* _AIM_: Present each line of the records that follow as an item in a numbered list, leaving out any blank lines.

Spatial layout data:
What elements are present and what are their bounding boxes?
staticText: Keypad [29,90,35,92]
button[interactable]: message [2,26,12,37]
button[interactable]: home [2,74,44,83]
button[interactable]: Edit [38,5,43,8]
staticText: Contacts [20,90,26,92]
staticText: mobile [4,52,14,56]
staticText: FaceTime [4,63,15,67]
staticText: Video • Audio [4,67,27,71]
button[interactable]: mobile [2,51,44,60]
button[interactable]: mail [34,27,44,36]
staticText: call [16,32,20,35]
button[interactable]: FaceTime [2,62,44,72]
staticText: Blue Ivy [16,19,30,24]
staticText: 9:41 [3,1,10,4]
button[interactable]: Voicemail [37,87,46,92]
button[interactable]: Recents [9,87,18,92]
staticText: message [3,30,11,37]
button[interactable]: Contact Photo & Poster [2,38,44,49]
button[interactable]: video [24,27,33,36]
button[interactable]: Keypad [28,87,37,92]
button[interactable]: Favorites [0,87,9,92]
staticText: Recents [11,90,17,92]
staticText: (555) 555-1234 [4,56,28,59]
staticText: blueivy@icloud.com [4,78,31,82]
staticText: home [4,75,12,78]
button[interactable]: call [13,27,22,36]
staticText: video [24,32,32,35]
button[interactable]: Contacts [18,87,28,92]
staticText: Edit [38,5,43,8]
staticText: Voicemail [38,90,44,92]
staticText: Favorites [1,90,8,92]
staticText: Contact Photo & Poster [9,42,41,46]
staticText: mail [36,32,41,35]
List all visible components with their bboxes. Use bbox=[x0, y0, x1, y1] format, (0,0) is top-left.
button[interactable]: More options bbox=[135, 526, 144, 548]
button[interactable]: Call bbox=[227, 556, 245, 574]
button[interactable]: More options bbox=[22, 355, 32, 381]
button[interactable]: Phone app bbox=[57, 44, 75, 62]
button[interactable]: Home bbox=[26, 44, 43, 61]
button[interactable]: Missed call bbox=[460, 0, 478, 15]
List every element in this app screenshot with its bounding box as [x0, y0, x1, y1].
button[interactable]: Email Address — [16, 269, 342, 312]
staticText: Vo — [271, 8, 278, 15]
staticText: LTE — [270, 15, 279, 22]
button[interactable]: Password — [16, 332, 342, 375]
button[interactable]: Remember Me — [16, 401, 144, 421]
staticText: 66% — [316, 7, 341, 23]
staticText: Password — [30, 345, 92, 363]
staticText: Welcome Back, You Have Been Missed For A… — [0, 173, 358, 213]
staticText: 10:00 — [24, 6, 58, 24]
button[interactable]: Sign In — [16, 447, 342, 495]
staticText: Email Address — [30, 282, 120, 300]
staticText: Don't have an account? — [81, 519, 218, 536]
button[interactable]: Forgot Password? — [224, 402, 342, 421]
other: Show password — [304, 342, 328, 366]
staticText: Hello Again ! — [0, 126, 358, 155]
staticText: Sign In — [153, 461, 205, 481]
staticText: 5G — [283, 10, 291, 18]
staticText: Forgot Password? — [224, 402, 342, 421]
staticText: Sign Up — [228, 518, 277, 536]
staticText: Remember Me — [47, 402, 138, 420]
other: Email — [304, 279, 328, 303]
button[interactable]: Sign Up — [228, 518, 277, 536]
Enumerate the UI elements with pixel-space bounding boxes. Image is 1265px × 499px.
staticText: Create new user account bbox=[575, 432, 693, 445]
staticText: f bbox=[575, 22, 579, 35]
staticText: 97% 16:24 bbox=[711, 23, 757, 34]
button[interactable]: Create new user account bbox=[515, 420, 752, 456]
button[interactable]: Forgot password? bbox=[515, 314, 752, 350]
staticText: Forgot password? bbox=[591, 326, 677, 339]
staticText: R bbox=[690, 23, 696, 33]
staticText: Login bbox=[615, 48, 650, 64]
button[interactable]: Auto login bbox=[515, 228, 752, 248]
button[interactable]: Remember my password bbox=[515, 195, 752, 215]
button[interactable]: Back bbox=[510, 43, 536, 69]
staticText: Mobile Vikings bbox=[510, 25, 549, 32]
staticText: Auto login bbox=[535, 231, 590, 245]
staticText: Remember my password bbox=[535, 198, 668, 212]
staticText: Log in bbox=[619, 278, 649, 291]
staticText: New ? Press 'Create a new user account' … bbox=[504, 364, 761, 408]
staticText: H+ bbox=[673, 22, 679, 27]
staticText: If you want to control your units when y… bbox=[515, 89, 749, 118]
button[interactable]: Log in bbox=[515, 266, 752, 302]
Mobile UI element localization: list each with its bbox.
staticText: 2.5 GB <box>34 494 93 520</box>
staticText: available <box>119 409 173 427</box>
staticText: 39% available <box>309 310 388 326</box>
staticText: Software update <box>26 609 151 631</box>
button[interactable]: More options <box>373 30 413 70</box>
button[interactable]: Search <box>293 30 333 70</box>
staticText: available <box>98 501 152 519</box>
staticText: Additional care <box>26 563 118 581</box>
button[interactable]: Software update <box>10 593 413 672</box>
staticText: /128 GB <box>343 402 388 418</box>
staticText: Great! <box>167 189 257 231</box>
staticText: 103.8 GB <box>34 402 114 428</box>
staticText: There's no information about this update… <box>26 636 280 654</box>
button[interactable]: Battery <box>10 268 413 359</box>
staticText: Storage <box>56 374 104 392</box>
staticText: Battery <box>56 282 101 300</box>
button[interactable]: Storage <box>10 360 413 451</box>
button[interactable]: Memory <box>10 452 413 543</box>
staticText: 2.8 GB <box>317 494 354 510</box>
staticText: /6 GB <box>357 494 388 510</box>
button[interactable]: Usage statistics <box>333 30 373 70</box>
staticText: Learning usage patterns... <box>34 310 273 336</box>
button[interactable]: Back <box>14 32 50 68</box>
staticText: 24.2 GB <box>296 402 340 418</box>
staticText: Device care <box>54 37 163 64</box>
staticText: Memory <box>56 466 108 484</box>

* _TASK RESULT_:
1. What elements are present and what are their bounding boxes?
2. staticText: Keypad [29,90,35,92]
3. button[interactable]: message [2,26,12,37]
4. button[interactable]: home [2,74,44,83]
5. button[interactable]: Edit [38,5,43,8]
6. staticText: Contacts [20,90,26,92]
7. staticText: mobile [4,52,14,56]
8. staticText: FaceTime [4,63,15,67]
9. staticText: Video • Audio [4,67,27,71]
10. button[interactable]: mobile [2,51,44,60]
11. button[interactable]: mail [34,27,44,36]
12. staticText: call [16,32,20,35]
13. button[interactable]: FaceTime [2,62,44,72]
14. staticText: Blue Ivy [16,19,30,24]
15. staticText: 9:41 [3,1,10,4]
16. button[interactable]: Voicemail [37,87,46,92]
17. button[interactable]: Recents [9,87,18,92]
18. staticText: message [3,30,11,37]
19. button[interactable]: Contact Photo & Poster [2,38,44,49]
20. button[interactable]: video [24,27,33,36]
21. button[interactable]: Keypad [28,87,37,92]
22. button[interactable]: Favorites [0,87,9,92]
23. staticText: Recents [11,90,17,92]
24. staticText: (555) 555-1234 [4,56,28,59]
25. staticText: blueivy@icloud.com [4,78,31,82]
26. staticText: home [4,75,12,78]
27. button[interactable]: call [13,27,22,36]
28. staticText: video [24,32,32,35]
29. button[interactable]: Contacts [18,87,28,92]
30. staticText: Edit [38,5,43,8]
31. staticText: Voicemail [38,90,44,92]
32. staticText: Favorites [1,90,8,92]
33. staticText: Contact Photo & Poster [9,42,41,46]
34. staticText: mail [36,32,41,35]
35. List all visible components with their bboxes. Use bbox=[x0, y0, x1, y1] format, (0,0) is top-left.
36. button[interactable]: More options bbox=[135, 526, 144, 548]
37. button[interactable]: Call bbox=[227, 556, 245, 574]
38. button[interactable]: More options bbox=[22, 355, 32, 381]
39. button[interactable]: Phone app bbox=[57, 44, 75, 62]
40. button[interactable]: Home bbox=[26, 44, 43, 61]
41. button[interactable]: Missed call bbox=[460, 0, 478, 15]
42. List every element in this app screenshot with its bounding box as [x0, y0, x1, y1].
43. button[interactable]: Email Address — [16, 269, 342, 312]
44. staticText: Vo — [271, 8, 278, 15]
45. staticText: LTE — [270, 15, 279, 22]
46. button[interactable]: Password — [16, 332, 342, 375]
47. button[interactable]: Remember Me — [16, 401, 144, 421]
48. staticText: 66% — [316, 7, 341, 23]
49. staticText: Password — [30, 345, 92, 363]
50. staticText: Welcome Back, You Have Been Missed For A… — [0, 173, 358, 213]
51. staticText: 10:00 — [24, 6, 58, 24]
52. button[interactable]: Sign In — [16, 447, 342, 495]
53. staticText: Email Address — [30, 282, 120, 300]
54. staticText: Don't have an account? — [81, 519, 218, 536]
55. button[interactable]: Forgot Password? — [224, 402, 342, 421]
56. other: Show password — [304, 342, 328, 366]
57. staticText: Hello Again ! — [0, 126, 358, 155]
58. staticText: Sign In — [153, 461, 205, 481]
59. staticText: 5G — [283, 10, 291, 18]
60. staticText: Forgot Password? — [224, 402, 342, 421]
61. staticText: Sign Up — [228, 518, 277, 536]
62. staticText: Remember Me — [47, 402, 138, 420]
63. other: Email — [304, 279, 328, 303]
64. button[interactable]: Sign Up — [228, 518, 277, 536]
65. Enumerate the UI elements with pixel-space bounding boxes. Image is 1265px × 499px.
66. staticText: Create new user account bbox=[575, 432, 693, 445]
67. staticText: f bbox=[575, 22, 579, 35]
68. staticText: 97% 16:24 bbox=[711, 23, 757, 34]
69. button[interactable]: Create new user account bbox=[515, 420, 752, 456]
70. button[interactable]: Forgot password? bbox=[515, 314, 752, 350]
71. staticText: Forgot password? bbox=[591, 326, 677, 339]
72. staticText: R bbox=[690, 23, 696, 33]
73. staticText: Login bbox=[615, 48, 650, 64]
74. button[interactable]: Auto login bbox=[515, 228, 752, 248]
75. button[interactable]: Remember my password bbox=[515, 195, 752, 215]
76. button[interactable]: Back bbox=[510, 43, 536, 69]
77. staticText: Mobile Vikings bbox=[510, 25, 549, 32]
78. staticText: Auto login bbox=[535, 231, 590, 245]
79. staticText: Remember my password bbox=[535, 198, 668, 212]
80. staticText: Log in bbox=[619, 278, 649, 291]
81. staticText: New ? Press 'Create a new user account' … bbox=[504, 364, 761, 408]
82. staticText: H+ bbox=[673, 22, 679, 27]
83. staticText: If you want to control your units when y… bbox=[515, 89, 749, 118]
84. button[interactable]: Log in bbox=[515, 266, 752, 302]
85. Mobile UI element localization: list each with its bbox.
86. staticText: 2.5 GB <box>34 494 93 520</box>
87. staticText: available <box>119 409 173 427</box>
88. staticText: 39% available <box>309 310 388 326</box>
89. staticText: Software update <box>26 609 151 631</box>
90. button[interactable]: More options <box>373 30 413 70</box>
91. button[interactable]: Search <box>293 30 333 70</box>
92. staticText: available <box>98 501 152 519</box>
93. staticText: Additional care <box>26 563 118 581</box>
94. button[interactable]: Software update <box>10 593 413 672</box>
95. staticText: /128 GB <box>343 402 388 418</box>
96. staticText: Great! <box>167 189 257 231</box>
97. staticText: 103.8 GB <box>34 402 114 428</box>
98. staticText: There's no information about this update… <box>26 636 280 654</box>
99. button[interactable]: Battery <box>10 268 413 359</box>
100. staticText: Storage <box>56 374 104 392</box>
101. staticText: Battery <box>56 282 101 300</box>
102. button[interactable]: Storage <box>10 360 413 451</box>
103. button[interactable]: Memory <box>10 452 413 543</box>
104. staticText: 2.8 GB <box>317 494 354 510</box>
105. staticText: /6 GB <box>357 494 388 510</box>
106. button[interactable]: Usage statistics <box>333 30 373 70</box>
107. staticText: Learning usage patterns... <box>34 310 273 336</box>
108. button[interactable]: Back <box>14 32 50 68</box>
109. staticText: 24.2 GB <box>296 402 340 418</box>
110. staticText: Device care <box>54 37 163 64</box>
111. staticText: Memory <box>56 466 108 484</box>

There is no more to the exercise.